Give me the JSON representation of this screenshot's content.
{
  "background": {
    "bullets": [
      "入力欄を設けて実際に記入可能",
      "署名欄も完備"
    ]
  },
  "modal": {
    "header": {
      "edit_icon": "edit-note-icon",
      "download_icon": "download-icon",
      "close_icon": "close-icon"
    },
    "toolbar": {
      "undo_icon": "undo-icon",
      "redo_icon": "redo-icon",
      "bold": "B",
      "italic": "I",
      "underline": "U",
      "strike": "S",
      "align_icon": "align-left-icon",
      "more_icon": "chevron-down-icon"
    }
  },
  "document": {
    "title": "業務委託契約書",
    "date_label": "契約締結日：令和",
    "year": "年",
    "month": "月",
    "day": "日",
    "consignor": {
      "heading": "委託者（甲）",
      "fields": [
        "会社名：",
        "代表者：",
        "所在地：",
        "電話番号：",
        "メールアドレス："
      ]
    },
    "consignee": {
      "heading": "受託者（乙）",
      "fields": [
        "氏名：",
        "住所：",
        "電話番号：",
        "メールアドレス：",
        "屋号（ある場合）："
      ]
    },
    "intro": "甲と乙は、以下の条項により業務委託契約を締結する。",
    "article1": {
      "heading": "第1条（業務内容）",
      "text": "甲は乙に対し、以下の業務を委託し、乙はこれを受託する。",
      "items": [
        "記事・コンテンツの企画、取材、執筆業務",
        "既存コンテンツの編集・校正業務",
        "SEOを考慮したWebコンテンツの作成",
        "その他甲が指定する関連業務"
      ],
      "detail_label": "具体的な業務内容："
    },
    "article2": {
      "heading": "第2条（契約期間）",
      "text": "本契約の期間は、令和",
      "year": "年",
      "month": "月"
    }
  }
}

◆ The problem ◆
Return the entries in full, keeping every line exactly as it is.

◆ Problem solution ◆
Give me the JSON representation of this screenshot's content.
{
  "background": {
    "bullets": [
      "入力欄を設けて実際に記入可能",
      "署名欄も完備"
    ]
  },
  "modal": {
    "header": {
      "edit_icon": "edit-note-icon",
      "download_icon": "download-icon",
      "close_icon": "close-icon"
    },
    "toolbar": {
      "undo_icon": "undo-icon",
      "redo_icon": "redo-icon",
      "bold": "B",
      "italic": "I",
      "underline": "U",
      "strike": "S",
      "align_icon": "align-left-icon",
      "more_icon": "chevron-down-icon"
    }
  },
  "document": {
    "title": "業務委託契約書",
    "date_label": "契約締結日：令和",
    "year": "年",
    "month": "月",
    "day": "日",
    "consignor": {
      "heading": "委託者（甲）",
      "fields": [
        "会社名：",
        "代表者：",
        "所在地：",
        "電話番号：",
        "メールアドレス："
      ]
    },
    "consignee": {
      "heading": "受託者（乙）",
      "fields": [
        "氏名：",
        "住所：",
        "電話番号：",
        "メールアドレス：",
        "屋号（ある場合）："
      ]
    },
    "intro": "甲と乙は、以下の条項により業務委託契約を締結する。",
    "article1": {
      "heading": "第1条（業務内容）",
      "text": "甲は乙に対し、以下の業務を委託し、乙はこれを受託する。",
      "items": [
        "記事・コンテンツの企画、取材、執筆業務",
        "既存コンテンツの編集・校正業務",
        "SEOを考慮したWebコンテンツの作成",
        "その他甲が指定する関連業務"
      ],
      "detail_label": "具体的な業務内容："
    },
    "article2": {
      "heading": "第2条（契約期間）",
      "text": "本契約の期間は、令和",
      "year": "年",
      "month": "月"
    }
  }
}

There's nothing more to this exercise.